-- Start Reading text --

As we do this, we discover an inherent separation of Church and State. Jesus never tried to take political control over a state. Instead he called individuals to follow him, even calling them to pick up a cross and follow. Pick up a cross and not a sword, as most revolutionaries would have called for instead. Die by Roman power, rather than fight against it. Jesus also warned his followers not to get caught up in the Jewish rebellion against Rome that was to happen soon (Mark 13:14). They were not to get caught up in a political rebellion. The earliest followers of Jesus were not about setting up political machinery. They were concerned with reaching every individual with the Good News that Jesus is Lord and Saviour. Yes, that meant sometimes not listening to the authorities and preaching up instead of quieting down. Yes, that included reaching and preaching to the political leaders themselves. Even Caesar should realize that Jesus is Lord, not he himself. But there was not a sense of political revolution in the air. This was a revolution of the heart and there was no compulsion. The Gospel was an offer to be preached, not a movement to be enforced. Christianity was not spread by military means but by preaching and teaching, even though military members were welcome, too.

So as a Baptist I want to get back to the original. To do that, I study the Bible, doing my best to understand the context in which each part was written, getting back to what the original readers would have understood.

-- End Reading text --
-- Start Given material --

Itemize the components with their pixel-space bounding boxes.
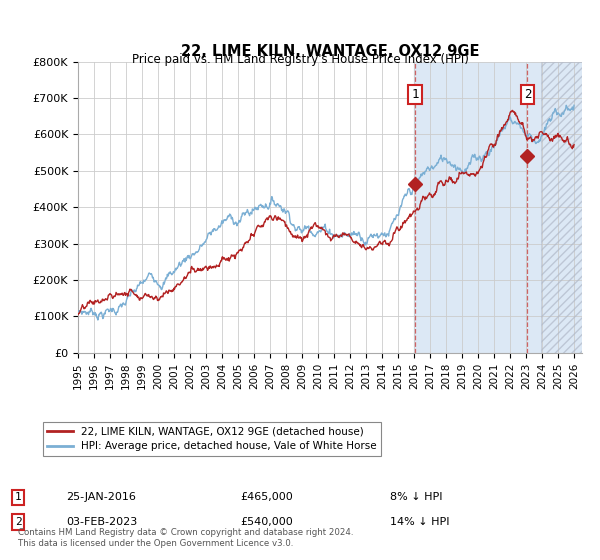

-- End Given material --

Written problem –
Copy out, word for word, the passage from "So as a Baptist" to "would have understood." in the text on Church and State.

Result of this task –
So as a Baptist I want to get back to the original. To do that, I study the Bible, doing my best to understand the context in which each part was written, getting back to what the original readers would have understood.